Can you output the records below exactly as they are written?

(Records excerpted from a collection)
——————————
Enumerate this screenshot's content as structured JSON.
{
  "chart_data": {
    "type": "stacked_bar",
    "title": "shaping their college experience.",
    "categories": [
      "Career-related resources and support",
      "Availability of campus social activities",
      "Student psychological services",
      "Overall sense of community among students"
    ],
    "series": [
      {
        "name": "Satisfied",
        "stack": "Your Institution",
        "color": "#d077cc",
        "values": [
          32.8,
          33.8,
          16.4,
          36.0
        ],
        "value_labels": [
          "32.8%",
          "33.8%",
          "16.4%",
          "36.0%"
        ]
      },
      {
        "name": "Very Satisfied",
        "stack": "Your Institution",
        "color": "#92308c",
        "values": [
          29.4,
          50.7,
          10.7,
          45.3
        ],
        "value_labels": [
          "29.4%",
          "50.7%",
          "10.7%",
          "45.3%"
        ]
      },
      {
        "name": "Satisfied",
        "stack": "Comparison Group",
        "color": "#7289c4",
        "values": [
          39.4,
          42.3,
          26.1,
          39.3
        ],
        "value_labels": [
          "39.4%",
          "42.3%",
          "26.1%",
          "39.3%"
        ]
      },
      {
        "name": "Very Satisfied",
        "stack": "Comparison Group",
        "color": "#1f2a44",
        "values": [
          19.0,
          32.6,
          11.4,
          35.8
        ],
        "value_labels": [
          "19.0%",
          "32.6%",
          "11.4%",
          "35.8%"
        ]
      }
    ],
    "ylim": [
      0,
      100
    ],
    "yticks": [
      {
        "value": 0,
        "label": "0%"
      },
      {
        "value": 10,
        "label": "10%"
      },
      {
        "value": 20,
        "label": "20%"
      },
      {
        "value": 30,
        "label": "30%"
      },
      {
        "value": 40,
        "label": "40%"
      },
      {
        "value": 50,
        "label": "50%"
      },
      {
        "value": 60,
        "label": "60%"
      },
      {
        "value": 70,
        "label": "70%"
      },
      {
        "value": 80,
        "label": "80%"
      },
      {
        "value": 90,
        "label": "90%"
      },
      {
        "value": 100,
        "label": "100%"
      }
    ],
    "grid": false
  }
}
——————————
EXERCISE RESULT
Enumerate this screenshot's content as structured JSON.
{
  "chart_data": {
    "type": "stacked_bar",
    "title": "shaping their college experience.",
    "categories": [
      "Career-related resources and support",
      "Availability of campus social activities",
      "Student psychological services",
      "Overall sense of community among students"
    ],
    "series": [
      {
        "name": "Satisfied",
        "stack": "Your Institution",
        "color": "#d077cc",
        "values": [
          32.8,
          33.8,
          16.4,
          36.0
        ],
        "value_labels": [
          "32.8%",
          "33.8%",
          "16.4%",
          "36.0%"
        ]
      },
      {
        "name": "Very Satisfied",
        "stack": "Your Institution",
        "color": "#92308c",
        "values": [
          29.4,
          50.7,
          10.7,
          45.3
        ],
        "value_labels": [
          "29.4%",
          "50.7%",
          "10.7%",
          "45.3%"
        ]
      },
      {
        "name": "Satisfied",
        "stack": "Comparison Group",
        "color": "#7289c4",
        "values": [
          39.4,
          42.3,
          26.1,
          39.3
        ],
        "value_labels": [
          "39.4%",
          "42.3%",
          "26.1%",
          "39.3%"
        ]
      },
      {
        "name": "Very Satisfied",
        "stack": "Comparison Group",
        "color": "#1f2a44",
        "values": [
          19.0,
          32.6,
          11.4,
          35.8
        ],
        "value_labels": [
          "19.0%",
          "32.6%",
          "11.4%",
          "35.8%"
        ]
      }
    ],
    "ylim": [
      0,
      100
    ],
    "yticks": [
      {
        "value": 0,
        "label": "0%"
      },
      {
        "value": 10,
        "label": "10%"
      },
      {
        "value": 20,
        "label": "20%"
      },
      {
        "value": 30,
        "label": "30%"
      },
      {
        "value": 40,
        "label": "40%"
      },
      {
        "value": 50,
        "label": "50%"
      },
      {
        "value": 60,
        "label": "60%"
      },
      {
        "value": 70,
        "label": "70%"
      },
      {
        "value": 80,
        "label": "80%"
      },
      {
        "value": 90,
        "label": "90%"
      },
      {
        "value": 100,
        "label": "100%"
      }
    ],
    "grid": false
  }
}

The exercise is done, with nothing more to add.